Write the data out again exactly, dropping any images it holds.

----------

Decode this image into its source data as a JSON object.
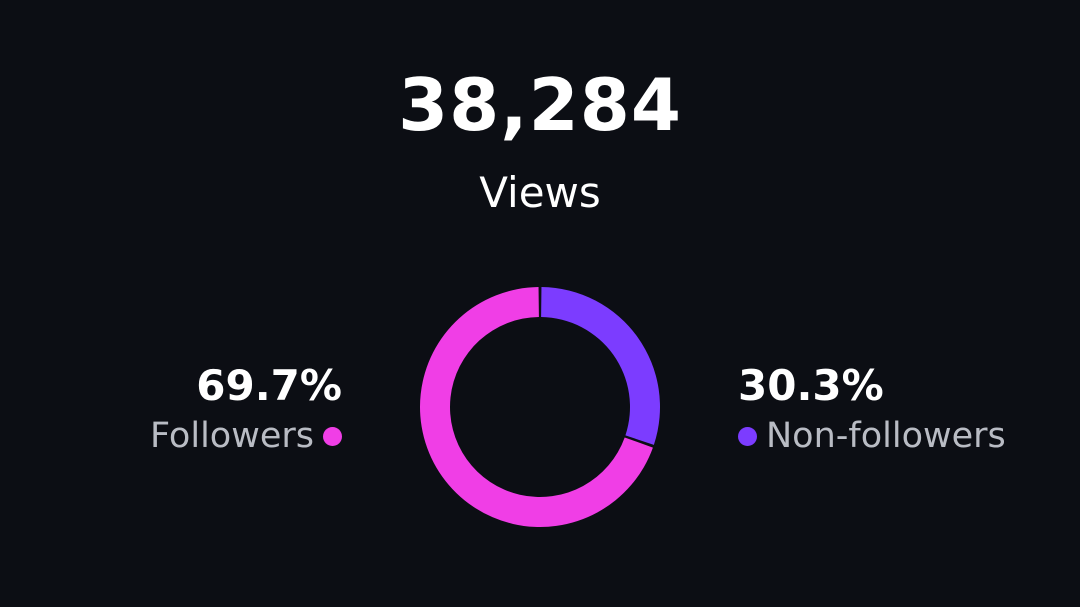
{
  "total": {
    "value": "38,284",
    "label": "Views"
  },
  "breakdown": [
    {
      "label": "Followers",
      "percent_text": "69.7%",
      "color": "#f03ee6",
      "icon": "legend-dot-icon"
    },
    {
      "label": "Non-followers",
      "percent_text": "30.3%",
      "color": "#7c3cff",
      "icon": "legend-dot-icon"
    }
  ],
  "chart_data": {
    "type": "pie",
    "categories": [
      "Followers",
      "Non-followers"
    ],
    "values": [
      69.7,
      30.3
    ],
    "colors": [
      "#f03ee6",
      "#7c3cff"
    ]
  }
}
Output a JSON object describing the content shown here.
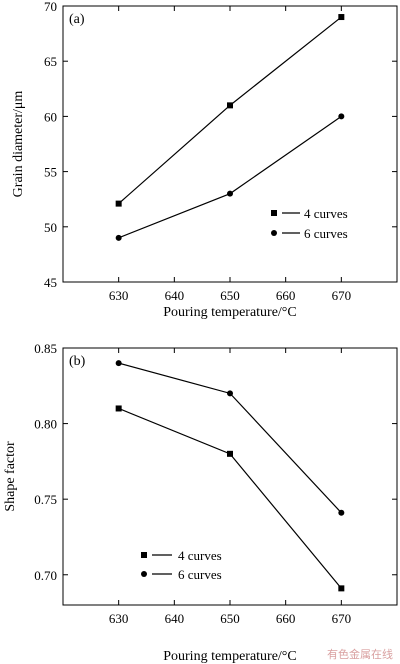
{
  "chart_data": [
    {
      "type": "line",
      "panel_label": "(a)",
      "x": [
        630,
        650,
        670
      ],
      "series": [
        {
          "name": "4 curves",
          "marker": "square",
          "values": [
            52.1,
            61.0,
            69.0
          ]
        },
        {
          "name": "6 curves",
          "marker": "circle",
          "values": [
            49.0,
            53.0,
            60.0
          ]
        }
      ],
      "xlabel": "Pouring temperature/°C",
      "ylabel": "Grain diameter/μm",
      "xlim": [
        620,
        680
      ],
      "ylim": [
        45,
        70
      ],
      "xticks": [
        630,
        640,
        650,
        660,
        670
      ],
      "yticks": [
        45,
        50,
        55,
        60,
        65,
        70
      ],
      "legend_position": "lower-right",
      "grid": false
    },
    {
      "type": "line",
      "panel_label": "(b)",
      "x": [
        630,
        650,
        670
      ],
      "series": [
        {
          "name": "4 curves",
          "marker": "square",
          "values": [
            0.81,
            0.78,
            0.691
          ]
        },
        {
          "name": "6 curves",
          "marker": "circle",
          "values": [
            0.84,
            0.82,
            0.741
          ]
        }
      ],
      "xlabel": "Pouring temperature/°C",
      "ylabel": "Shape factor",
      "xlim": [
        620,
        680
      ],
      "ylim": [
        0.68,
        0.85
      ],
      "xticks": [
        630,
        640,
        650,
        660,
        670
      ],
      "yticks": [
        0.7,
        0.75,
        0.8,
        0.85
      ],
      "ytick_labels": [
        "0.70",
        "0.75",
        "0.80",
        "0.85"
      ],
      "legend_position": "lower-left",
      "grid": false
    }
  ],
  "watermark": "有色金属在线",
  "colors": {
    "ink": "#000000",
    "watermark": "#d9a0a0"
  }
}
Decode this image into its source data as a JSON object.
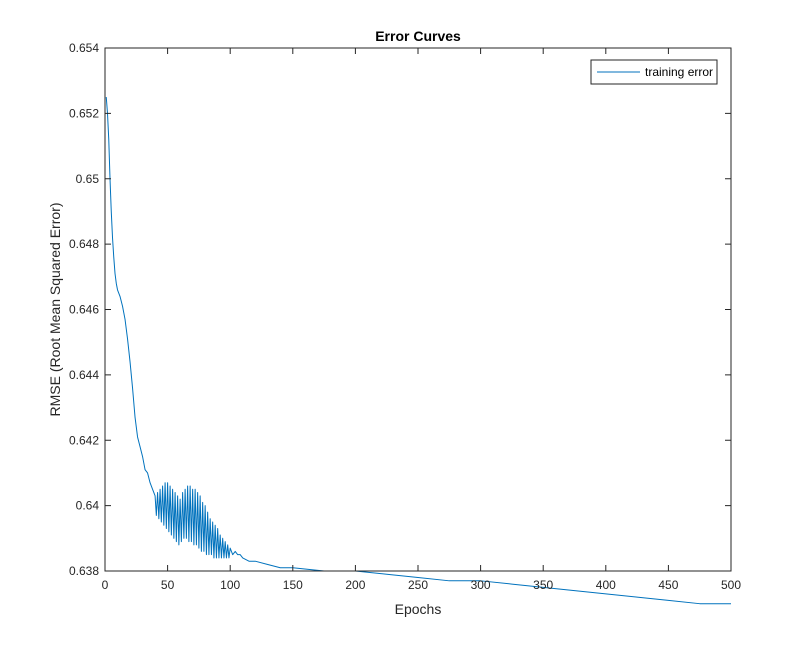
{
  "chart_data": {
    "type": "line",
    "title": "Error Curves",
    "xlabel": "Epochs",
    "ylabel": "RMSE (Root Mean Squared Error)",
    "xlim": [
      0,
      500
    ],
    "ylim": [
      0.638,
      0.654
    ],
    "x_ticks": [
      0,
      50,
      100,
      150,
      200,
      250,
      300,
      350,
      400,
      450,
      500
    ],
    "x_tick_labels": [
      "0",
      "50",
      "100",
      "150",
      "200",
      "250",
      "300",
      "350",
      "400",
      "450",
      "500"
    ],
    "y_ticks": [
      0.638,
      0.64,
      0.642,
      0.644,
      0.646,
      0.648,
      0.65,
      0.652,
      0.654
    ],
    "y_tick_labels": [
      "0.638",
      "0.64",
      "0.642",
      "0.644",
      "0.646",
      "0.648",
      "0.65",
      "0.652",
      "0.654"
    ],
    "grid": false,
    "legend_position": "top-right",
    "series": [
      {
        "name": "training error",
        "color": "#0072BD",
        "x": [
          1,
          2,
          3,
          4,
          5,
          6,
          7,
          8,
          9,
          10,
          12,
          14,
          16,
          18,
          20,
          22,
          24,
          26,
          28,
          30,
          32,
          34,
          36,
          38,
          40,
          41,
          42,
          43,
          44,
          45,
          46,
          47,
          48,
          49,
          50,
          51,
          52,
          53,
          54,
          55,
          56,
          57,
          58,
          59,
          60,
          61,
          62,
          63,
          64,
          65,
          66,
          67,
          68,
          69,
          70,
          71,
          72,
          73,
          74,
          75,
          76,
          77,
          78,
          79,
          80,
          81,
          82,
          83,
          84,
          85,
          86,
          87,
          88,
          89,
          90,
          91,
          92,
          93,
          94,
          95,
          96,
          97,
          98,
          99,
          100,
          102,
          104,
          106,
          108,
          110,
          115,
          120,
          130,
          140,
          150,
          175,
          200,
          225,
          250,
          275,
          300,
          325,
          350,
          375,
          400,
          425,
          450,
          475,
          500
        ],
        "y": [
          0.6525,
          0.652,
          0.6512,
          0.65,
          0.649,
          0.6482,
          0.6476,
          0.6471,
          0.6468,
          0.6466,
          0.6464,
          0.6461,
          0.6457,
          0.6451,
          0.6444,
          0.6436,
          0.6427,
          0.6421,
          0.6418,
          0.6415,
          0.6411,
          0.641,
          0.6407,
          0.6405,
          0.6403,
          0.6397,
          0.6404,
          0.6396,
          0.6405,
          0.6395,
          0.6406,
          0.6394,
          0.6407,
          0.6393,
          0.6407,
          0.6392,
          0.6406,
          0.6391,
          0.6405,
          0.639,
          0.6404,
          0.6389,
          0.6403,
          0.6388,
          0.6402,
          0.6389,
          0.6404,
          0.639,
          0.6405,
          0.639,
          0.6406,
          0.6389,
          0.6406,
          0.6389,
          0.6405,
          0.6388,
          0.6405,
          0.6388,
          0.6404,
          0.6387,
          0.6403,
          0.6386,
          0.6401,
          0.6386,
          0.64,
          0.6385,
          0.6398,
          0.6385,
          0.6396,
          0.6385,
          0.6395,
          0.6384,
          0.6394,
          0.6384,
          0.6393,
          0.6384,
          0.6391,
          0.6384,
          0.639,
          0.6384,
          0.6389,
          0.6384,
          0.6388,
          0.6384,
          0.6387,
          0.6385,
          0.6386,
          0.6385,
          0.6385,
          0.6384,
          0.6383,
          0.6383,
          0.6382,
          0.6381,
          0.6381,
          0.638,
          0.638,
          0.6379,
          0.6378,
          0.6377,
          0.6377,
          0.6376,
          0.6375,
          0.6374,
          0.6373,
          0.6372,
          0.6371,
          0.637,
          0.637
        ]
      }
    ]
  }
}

----------

SOLUTION FOR THIS TASK:
Decode this image into its source data as a JSON object.
{
  "total": {
    "value": "38,284",
    "label": "Views"
  },
  "breakdown": [
    {
      "label": "Followers",
      "percent_text": "69.7%",
      "color": "#f03ee6",
      "icon": "legend-dot-icon"
    },
    {
      "label": "Non-followers",
      "percent_text": "30.3%",
      "color": "#7c3cff",
      "icon": "legend-dot-icon"
    }
  ],
  "chart_data": {
    "type": "pie",
    "categories": [
      "Followers",
      "Non-followers"
    ],
    "values": [
      69.7,
      30.3
    ],
    "colors": [
      "#f03ee6",
      "#7c3cff"
    ]
  }
}
Output a JSON object describing the content shown here.
{
  "chart_data": [
    {
      "type": "line",
      "panel_label": "(a)",
      "x": [
        630,
        650,
        670
      ],
      "series": [
        {
          "name": "4 curves",
          "marker": "square",
          "values": [
            52.1,
            61.0,
            69.0
          ]
        },
        {
          "name": "6 curves",
          "marker": "circle",
          "values": [
            49.0,
            53.0,
            60.0
          ]
        }
      ],
      "xlabel": "Pouring temperature/°C",
      "ylabel": "Grain diameter/μm",
      "xlim": [
        620,
        680
      ],
      "ylim": [
        45,
        70
      ],
      "xticks": [
        630,
        640,
        650,
        660,
        670
      ],
      "yticks": [
        45,
        50,
        55,
        60,
        65,
        70
      ],
      "legend_position": "lower-right",
      "grid": false
    },
    {
      "type": "line",
      "panel_label": "(b)",
      "x": [
        630,
        650,
        670
      ],
      "series": [
        {
          "name": "4 curves",
          "marker": "square",
          "values": [
            0.81,
            0.78,
            0.691
          ]
        },
        {
          "name": "6 curves",
          "marker": "circle",
          "values": [
            0.84,
            0.82,
            0.741
          ]
        }
      ],
      "xlabel": "Pouring temperature/°C",
      "ylabel": "Shape factor",
      "xlim": [
        620,
        680
      ],
      "ylim": [
        0.68,
        0.85
      ],
      "xticks": [
        630,
        640,
        650,
        660,
        670
      ],
      "yticks": [
        0.7,
        0.75,
        0.8,
        0.85
      ],
      "ytick_labels": [
        "0.70",
        "0.75",
        "0.80",
        "0.85"
      ],
      "legend_position": "lower-left",
      "grid": false
    }
  ],
  "watermark": "有色金属在线",
  "colors": {
    "ink": "#000000",
    "watermark": "#d9a0a0"
  }
}
Decode this image into its source data as a JSON object.
{
  "chart_data": {
    "type": "line",
    "title": "Error Curves",
    "xlabel": "Epochs",
    "ylabel": "RMSE (Root Mean Squared Error)",
    "xlim": [
      0,
      500
    ],
    "ylim": [
      0.638,
      0.654
    ],
    "x_ticks": [
      0,
      50,
      100,
      150,
      200,
      250,
      300,
      350,
      400,
      450,
      500
    ],
    "x_tick_labels": [
      "0",
      "50",
      "100",
      "150",
      "200",
      "250",
      "300",
      "350",
      "400",
      "450",
      "500"
    ],
    "y_ticks": [
      0.638,
      0.64,
      0.642,
      0.644,
      0.646,
      0.648,
      0.65,
      0.652,
      0.654
    ],
    "y_tick_labels": [
      "0.638",
      "0.64",
      "0.642",
      "0.644",
      "0.646",
      "0.648",
      "0.65",
      "0.652",
      "0.654"
    ],
    "grid": false,
    "legend_position": "top-right",
    "series": [
      {
        "name": "training error",
        "color": "#0072BD",
        "x": [
          1,
          2,
          3,
          4,
          5,
          6,
          7,
          8,
          9,
          10,
          12,
          14,
          16,
          18,
          20,
          22,
          24,
          26,
          28,
          30,
          32,
          34,
          36,
          38,
          40,
          41,
          42,
          43,
          44,
          45,
          46,
          47,
          48,
          49,
          50,
          51,
          52,
          53,
          54,
          55,
          56,
          57,
          58,
          59,
          60,
          61,
          62,
          63,
          64,
          65,
          66,
          67,
          68,
          69,
          70,
          71,
          72,
          73,
          74,
          75,
          76,
          77,
          78,
          79,
          80,
          81,
          82,
          83,
          84,
          85,
          86,
          87,
          88,
          89,
          90,
          91,
          92,
          93,
          94,
          95,
          96,
          97,
          98,
          99,
          100,
          102,
          104,
          106,
          108,
          110,
          115,
          120,
          130,
          140,
          150,
          175,
          200,
          225,
          250,
          275,
          300,
          325,
          350,
          375,
          400,
          425,
          450,
          475,
          500
        ],
        "y": [
          0.6525,
          0.652,
          0.6512,
          0.65,
          0.649,
          0.6482,
          0.6476,
          0.6471,
          0.6468,
          0.6466,
          0.6464,
          0.6461,
          0.6457,
          0.6451,
          0.6444,
          0.6436,
          0.6427,
          0.6421,
          0.6418,
          0.6415,
          0.6411,
          0.641,
          0.6407,
          0.6405,
          0.6403,
          0.6397,
          0.6404,
          0.6396,
          0.6405,
          0.6395,
          0.6406,
          0.6394,
          0.6407,
          0.6393,
          0.6407,
          0.6392,
          0.6406,
          0.6391,
          0.6405,
          0.639,
          0.6404,
          0.6389,
          0.6403,
          0.6388,
          0.6402,
          0.6389,
          0.6404,
          0.639,
          0.6405,
          0.639,
          0.6406,
          0.6389,
          0.6406,
          0.6389,
          0.6405,
          0.6388,
          0.6405,
          0.6388,
          0.6404,
          0.6387,
          0.6403,
          0.6386,
          0.6401,
          0.6386,
          0.64,
          0.6385,
          0.6398,
          0.6385,
          0.6396,
          0.6385,
          0.6395,
          0.6384,
          0.6394,
          0.6384,
          0.6393,
          0.6384,
          0.6391,
          0.6384,
          0.639,
          0.6384,
          0.6389,
          0.6384,
          0.6388,
          0.6384,
          0.6387,
          0.6385,
          0.6386,
          0.6385,
          0.6385,
          0.6384,
          0.6383,
          0.6383,
          0.6382,
          0.6381,
          0.6381,
          0.638,
          0.638,
          0.6379,
          0.6378,
          0.6377,
          0.6377,
          0.6376,
          0.6375,
          0.6374,
          0.6373,
          0.6372,
          0.6371,
          0.637,
          0.637
        ]
      }
    ]
  }
}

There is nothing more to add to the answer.